Given records ::
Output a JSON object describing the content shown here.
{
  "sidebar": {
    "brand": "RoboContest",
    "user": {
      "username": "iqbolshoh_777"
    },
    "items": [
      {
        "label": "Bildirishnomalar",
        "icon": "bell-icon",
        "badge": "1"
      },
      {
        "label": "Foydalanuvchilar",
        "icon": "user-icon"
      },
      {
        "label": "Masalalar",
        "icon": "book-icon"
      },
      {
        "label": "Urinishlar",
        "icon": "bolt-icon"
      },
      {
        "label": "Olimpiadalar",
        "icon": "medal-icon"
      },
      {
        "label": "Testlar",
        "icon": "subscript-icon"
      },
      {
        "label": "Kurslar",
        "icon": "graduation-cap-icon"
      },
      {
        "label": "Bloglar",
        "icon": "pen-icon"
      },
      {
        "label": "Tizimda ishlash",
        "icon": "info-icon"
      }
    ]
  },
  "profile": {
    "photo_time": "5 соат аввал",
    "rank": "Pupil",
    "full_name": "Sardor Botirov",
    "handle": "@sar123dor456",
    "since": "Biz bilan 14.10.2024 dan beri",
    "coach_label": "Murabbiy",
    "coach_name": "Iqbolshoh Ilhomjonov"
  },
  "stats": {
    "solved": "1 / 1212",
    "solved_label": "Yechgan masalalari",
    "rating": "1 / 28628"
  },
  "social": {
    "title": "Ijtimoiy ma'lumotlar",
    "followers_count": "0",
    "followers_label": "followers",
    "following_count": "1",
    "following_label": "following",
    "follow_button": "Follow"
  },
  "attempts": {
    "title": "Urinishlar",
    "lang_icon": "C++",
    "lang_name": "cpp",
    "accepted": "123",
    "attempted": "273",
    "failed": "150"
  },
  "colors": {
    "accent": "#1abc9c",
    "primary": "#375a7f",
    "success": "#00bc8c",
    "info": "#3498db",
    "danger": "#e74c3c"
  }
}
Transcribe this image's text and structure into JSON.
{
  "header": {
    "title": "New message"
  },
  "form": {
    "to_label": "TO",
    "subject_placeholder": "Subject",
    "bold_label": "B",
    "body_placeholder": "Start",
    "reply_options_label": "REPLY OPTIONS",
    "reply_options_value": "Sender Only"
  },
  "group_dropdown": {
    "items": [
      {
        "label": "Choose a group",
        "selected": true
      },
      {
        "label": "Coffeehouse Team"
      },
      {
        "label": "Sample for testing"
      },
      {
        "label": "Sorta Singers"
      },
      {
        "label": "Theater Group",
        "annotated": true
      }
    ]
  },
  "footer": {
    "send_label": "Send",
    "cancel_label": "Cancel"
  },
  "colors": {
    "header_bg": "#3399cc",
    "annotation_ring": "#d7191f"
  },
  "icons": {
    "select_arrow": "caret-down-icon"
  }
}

What the task requires :: Provide only the number of lines in the entries that hold the word "title".

Expected answer :: 3